- _Aim_: Copy each entry as it stands, leaving nothing out.

- _Records to use_:

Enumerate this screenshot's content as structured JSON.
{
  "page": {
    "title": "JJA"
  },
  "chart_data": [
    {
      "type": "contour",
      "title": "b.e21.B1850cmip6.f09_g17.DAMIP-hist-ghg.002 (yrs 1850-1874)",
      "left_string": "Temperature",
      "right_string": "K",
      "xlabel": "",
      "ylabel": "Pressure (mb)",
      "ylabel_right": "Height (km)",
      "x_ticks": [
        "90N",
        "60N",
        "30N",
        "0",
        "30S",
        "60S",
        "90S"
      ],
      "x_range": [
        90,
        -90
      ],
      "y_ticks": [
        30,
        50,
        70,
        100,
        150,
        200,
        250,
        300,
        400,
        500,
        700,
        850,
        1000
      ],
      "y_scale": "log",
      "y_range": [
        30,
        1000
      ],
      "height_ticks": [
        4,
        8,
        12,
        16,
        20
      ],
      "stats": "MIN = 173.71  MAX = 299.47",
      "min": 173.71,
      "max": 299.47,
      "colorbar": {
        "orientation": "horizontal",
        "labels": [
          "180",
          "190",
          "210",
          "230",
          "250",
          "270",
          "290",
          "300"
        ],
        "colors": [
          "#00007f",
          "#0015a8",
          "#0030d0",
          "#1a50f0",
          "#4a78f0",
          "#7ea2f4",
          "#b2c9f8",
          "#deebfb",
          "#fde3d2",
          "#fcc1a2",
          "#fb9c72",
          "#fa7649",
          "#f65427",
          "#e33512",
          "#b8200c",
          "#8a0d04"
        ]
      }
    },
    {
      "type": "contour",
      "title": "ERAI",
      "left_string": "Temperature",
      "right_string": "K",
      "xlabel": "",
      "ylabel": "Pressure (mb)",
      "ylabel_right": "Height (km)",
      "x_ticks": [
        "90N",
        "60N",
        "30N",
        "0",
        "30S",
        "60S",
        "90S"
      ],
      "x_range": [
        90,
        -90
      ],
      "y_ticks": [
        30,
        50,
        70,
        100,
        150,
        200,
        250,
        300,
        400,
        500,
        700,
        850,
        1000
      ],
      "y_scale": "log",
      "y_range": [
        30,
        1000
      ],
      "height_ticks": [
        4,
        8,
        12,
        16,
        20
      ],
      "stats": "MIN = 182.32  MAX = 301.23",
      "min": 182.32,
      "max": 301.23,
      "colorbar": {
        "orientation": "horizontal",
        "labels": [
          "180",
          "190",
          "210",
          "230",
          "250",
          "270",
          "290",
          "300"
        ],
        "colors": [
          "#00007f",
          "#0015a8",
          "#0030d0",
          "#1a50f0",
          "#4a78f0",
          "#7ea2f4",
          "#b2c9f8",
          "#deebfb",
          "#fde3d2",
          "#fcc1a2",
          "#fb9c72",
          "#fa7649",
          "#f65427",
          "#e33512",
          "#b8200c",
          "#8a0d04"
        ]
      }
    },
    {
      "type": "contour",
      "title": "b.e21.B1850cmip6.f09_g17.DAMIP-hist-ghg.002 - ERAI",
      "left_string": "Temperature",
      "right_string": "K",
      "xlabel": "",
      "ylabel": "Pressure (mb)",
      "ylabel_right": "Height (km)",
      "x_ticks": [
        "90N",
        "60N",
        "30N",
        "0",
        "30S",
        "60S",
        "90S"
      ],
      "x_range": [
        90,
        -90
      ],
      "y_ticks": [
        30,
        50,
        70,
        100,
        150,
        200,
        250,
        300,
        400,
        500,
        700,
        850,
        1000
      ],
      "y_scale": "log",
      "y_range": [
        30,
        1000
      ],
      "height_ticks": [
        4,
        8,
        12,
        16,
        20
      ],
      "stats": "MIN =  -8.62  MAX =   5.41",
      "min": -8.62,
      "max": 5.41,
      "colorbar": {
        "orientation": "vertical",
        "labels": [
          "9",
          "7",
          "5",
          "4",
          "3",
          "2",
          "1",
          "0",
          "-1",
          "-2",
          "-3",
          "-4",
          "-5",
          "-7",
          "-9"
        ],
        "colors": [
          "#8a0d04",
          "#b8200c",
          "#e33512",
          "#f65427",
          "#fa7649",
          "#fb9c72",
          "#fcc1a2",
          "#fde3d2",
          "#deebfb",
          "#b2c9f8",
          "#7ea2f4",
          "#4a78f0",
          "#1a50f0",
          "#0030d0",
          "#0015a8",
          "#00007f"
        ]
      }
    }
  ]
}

- _Final result_:
Enumerate this screenshot's content as structured JSON.
{
  "page": {
    "title": "JJA"
  },
  "chart_data": [
    {
      "type": "contour",
      "title": "b.e21.B1850cmip6.f09_g17.DAMIP-hist-ghg.002 (yrs 1850-1874)",
      "left_string": "Temperature",
      "right_string": "K",
      "xlabel": "",
      "ylabel": "Pressure (mb)",
      "ylabel_right": "Height (km)",
      "x_ticks": [
        "90N",
        "60N",
        "30N",
        "0",
        "30S",
        "60S",
        "90S"
      ],
      "x_range": [
        90,
        -90
      ],
      "y_ticks": [
        30,
        50,
        70,
        100,
        150,
        200,
        250,
        300,
        400,
        500,
        700,
        850,
        1000
      ],
      "y_scale": "log",
      "y_range": [
        30,
        1000
      ],
      "height_ticks": [
        4,
        8,
        12,
        16,
        20
      ],
      "stats": "MIN = 173.71  MAX = 299.47",
      "min": 173.71,
      "max": 299.47,
      "colorbar": {
        "orientation": "horizontal",
        "labels": [
          "180",
          "190",
          "210",
          "230",
          "250",
          "270",
          "290",
          "300"
        ],
        "colors": [
          "#00007f",
          "#0015a8",
          "#0030d0",
          "#1a50f0",
          "#4a78f0",
          "#7ea2f4",
          "#b2c9f8",
          "#deebfb",
          "#fde3d2",
          "#fcc1a2",
          "#fb9c72",
          "#fa7649",
          "#f65427",
          "#e33512",
          "#b8200c",
          "#8a0d04"
        ]
      }
    },
    {
      "type": "contour",
      "title": "ERAI",
      "left_string": "Temperature",
      "right_string": "K",
      "xlabel": "",
      "ylabel": "Pressure (mb)",
      "ylabel_right": "Height (km)",
      "x_ticks": [
        "90N",
        "60N",
        "30N",
        "0",
        "30S",
        "60S",
        "90S"
      ],
      "x_range": [
        90,
        -90
      ],
      "y_ticks": [
        30,
        50,
        70,
        100,
        150,
        200,
        250,
        300,
        400,
        500,
        700,
        850,
        1000
      ],
      "y_scale": "log",
      "y_range": [
        30,
        1000
      ],
      "height_ticks": [
        4,
        8,
        12,
        16,
        20
      ],
      "stats": "MIN = 182.32  MAX = 301.23",
      "min": 182.32,
      "max": 301.23,
      "colorbar": {
        "orientation": "horizontal",
        "labels": [
          "180",
          "190",
          "210",
          "230",
          "250",
          "270",
          "290",
          "300"
        ],
        "colors": [
          "#00007f",
          "#0015a8",
          "#0030d0",
          "#1a50f0",
          "#4a78f0",
          "#7ea2f4",
          "#b2c9f8",
          "#deebfb",
          "#fde3d2",
          "#fcc1a2",
          "#fb9c72",
          "#fa7649",
          "#f65427",
          "#e33512",
          "#b8200c",
          "#8a0d04"
        ]
      }
    },
    {
      "type": "contour",
      "title": "b.e21.B1850cmip6.f09_g17.DAMIP-hist-ghg.002 - ERAI",
      "left_string": "Temperature",
      "right_string": "K",
      "xlabel": "",
      "ylabel": "Pressure (mb)",
      "ylabel_right": "Height (km)",
      "x_ticks": [
        "90N",
        "60N",
        "30N",
        "0",
        "30S",
        "60S",
        "90S"
      ],
      "x_range": [
        90,
        -90
      ],
      "y_ticks": [
        30,
        50,
        70,
        100,
        150,
        200,
        250,
        300,
        400,
        500,
        700,
        850,
        1000
      ],
      "y_scale": "log",
      "y_range": [
        30,
        1000
      ],
      "height_ticks": [
        4,
        8,
        12,
        16,
        20
      ],
      "stats": "MIN =  -8.62  MAX =   5.41",
      "min": -8.62,
      "max": 5.41,
      "colorbar": {
        "orientation": "vertical",
        "labels": [
          "9",
          "7",
          "5",
          "4",
          "3",
          "2",
          "1",
          "0",
          "-1",
          "-2",
          "-3",
          "-4",
          "-5",
          "-7",
          "-9"
        ],
        "colors": [
          "#8a0d04",
          "#b8200c",
          "#e33512",
          "#f65427",
          "#fa7649",
          "#fb9c72",
          "#fcc1a2",
          "#fde3d2",
          "#deebfb",
          "#b2c9f8",
          "#7ea2f4",
          "#4a78f0",
          "#1a50f0",
          "#0030d0",
          "#0015a8",
          "#00007f"
        ]
      }
    }
  ]
}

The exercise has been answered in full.